◆ PROVIDED PASSAGE ◆
#!/usr/bin/env python3
"""
YAML parsing benchmark harness for ChunkHound.
This script compares multiple parsing backends (PyYAML, tree-sitter/cAST,
RapidYAML arena reuse, RapidYAML in-place reuse) across a repeatable set of
synthetic or user-supplied YAML documents. Results include latency, throughput,
and reproducible metadata (case sizes + hashes).
Usage:
uv run python scripts/bench_yaml.py
uv run python scripts/bench_yaml.py --cases-dir ./my-fixtures --iterations 10
"""
from __future__ import annotations
import argparse
import gc
import hashlib
import json
import os
import platform
import statistics
import subprocess
import sys
from dataclasses import dataclass, field
from pathlib import Path
from time import perf_counter
from typing import Callable, Iterable, Sequence
REPO_ROOT = Path(__file__).resolve().parents[1]
# ---------------------------------------------------------------------------
# Benchmark case generation
# ---------------------------------------------------------------------------
@dataclass(slots=True)
class BenchmarkCase:
"""Container for a benchmark input."""
name: str
description: str
text: str
origin: str
size_bytes: int = field(init=False)
sha256: str = field(init=False)
_bytes: bytes = field(init=False, repr=False)
def __post_init__(self) -> None:
encoded = self.text.encode("utf-8")
self._bytes = encoded
self.size_bytes = len(encoded)
self.sha256 = hashlib.sha256(encoded).hexdigest()

◆ DATA SHOWN ◆

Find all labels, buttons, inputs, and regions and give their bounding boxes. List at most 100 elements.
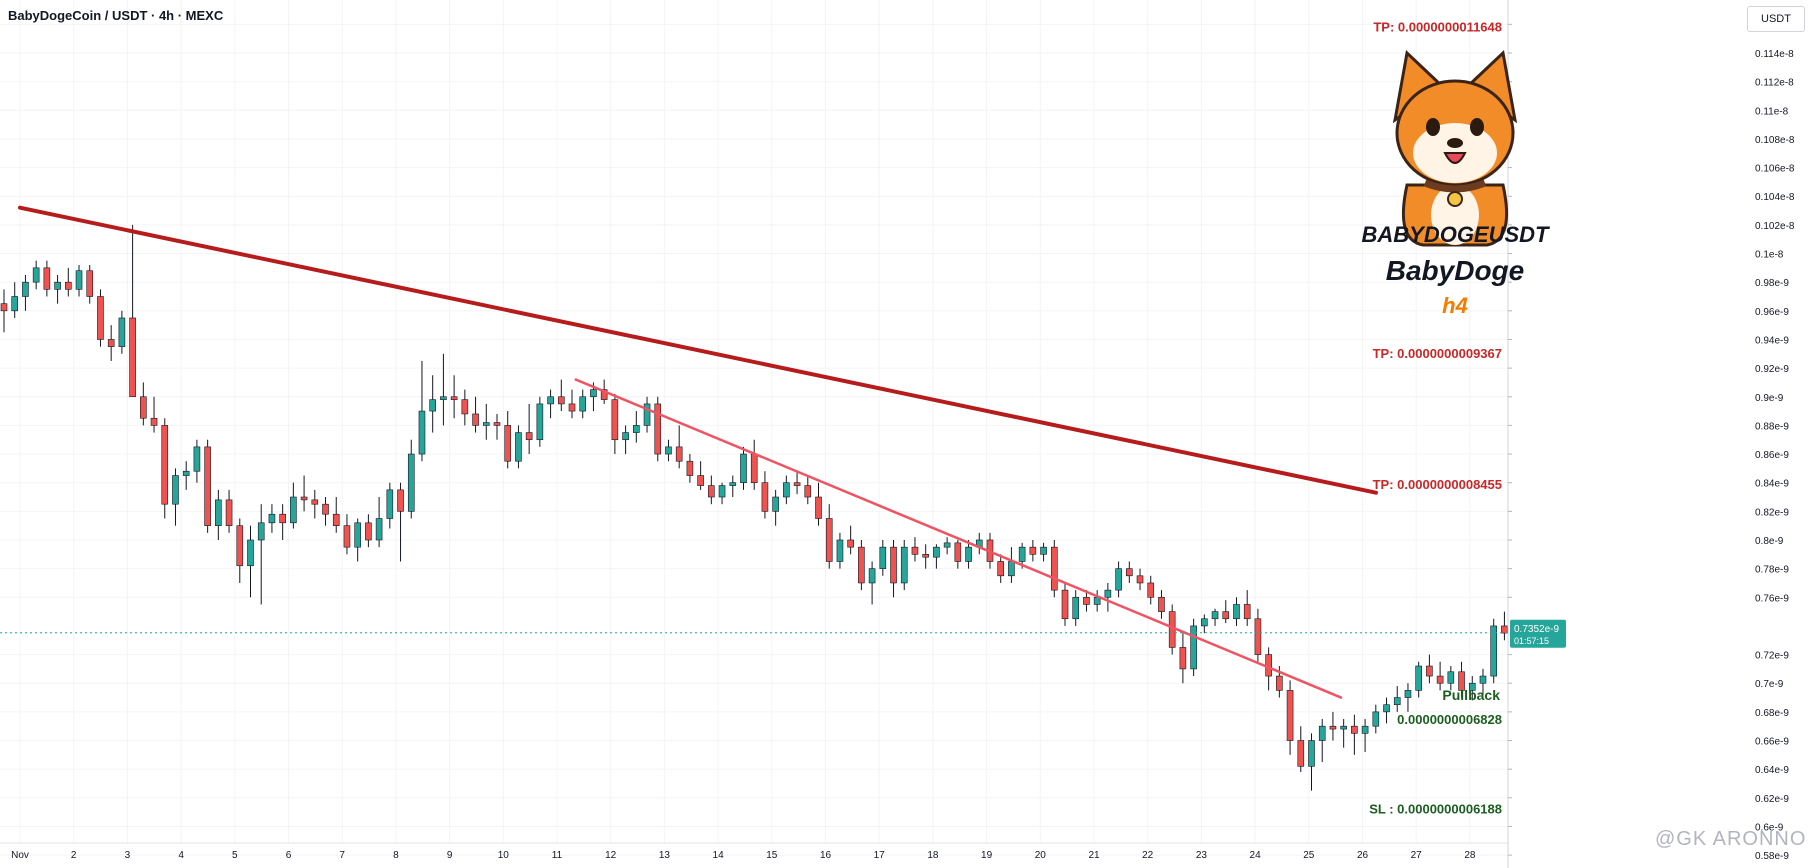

◆ REQUESTS ◆
A – Revise the YAML benchmark script, reproducing the stretch from "sha256: str = field(init=False)" through "self.size_bytes = len(encoded)" with "encoded" replaced by "raw_bytes".
B – Which parsing backends does the YAML benchmark script's docstring say it compares?
C – Extend the YAML benchmark script, writing the code that follows its final line.

◆ ANSWERS FOR THIS EXERCISE ◆
A –
sha256: str = field(init=False)
_bytes: bytes = field(init=False, repr=False)
def __post_init__(self) -> None:
raw_bytes = self.text.encode("utf-8")
self._bytes = raw_bytes
self.size_bytes = len(raw_bytes)

B – PyYAML, tree-sitter/cAST, RapidYAML arena reuse, and RapidYAML in-place reuse.

C –
@property
def bytes(self) -> bytes:
return self._bytes
def _render_service_block(
services: int, env_vars: int, volumes: int, indent: int = 2
) -> str:
pad = " " * indent
lines: list[str] = ["services:"]
for svc in range(services):
lines.extend(
[
f"{pad}service_{svc}:",
f"{pad*2}image: ghcr.io/example/service:{svc % 7}",
f"{pad*2}restart: always",
f"{pad*2}deploy:",
f"{pad*3}replicas: {(svc % 5) + 1}",
f"{pad*3}resources:",
f"{pad*4}limits:",
f"{pad*5}cpus: '{0.5 + (svc % 4) / 10:.1f}'",
f"{pad*5}memory: '{256 + (svc % 8) * 32}Mi'",
f"{pad*3}placement:",
f"{pad*4}constraints:",
f"{pad*5}- 'node.labels.dc=={svc % 3}'",
f"{pad*2}environment:",
]
)
for env in range(env_vars):
lines.append(
f"{pad*3}SERVICE_{svc}_VAR_{env}: value_{svc}_{env}"
)
lines.append(f"{pad*2}volumes:")
for vol in range(volumes):
lines.append(
f"{pad*3}- type: bind\n"
f"{pad*4}source: /data/service_{svc}/vol_{vol}\n"
f"{pad*4}target: /app/data/vol_{vol}"
)
return "\n".join(lines)
def _render_pipeline_block(stages: int, jobs_per_stage: int) -> str:
lines = ["stages:"]
lines.extend([f" - stage_{idx}" for idx in range(stages)])
lines.append("")
for stage in range(stages):
for job in range(jobs_per_stage):
name = f"job_{stage}_{job}"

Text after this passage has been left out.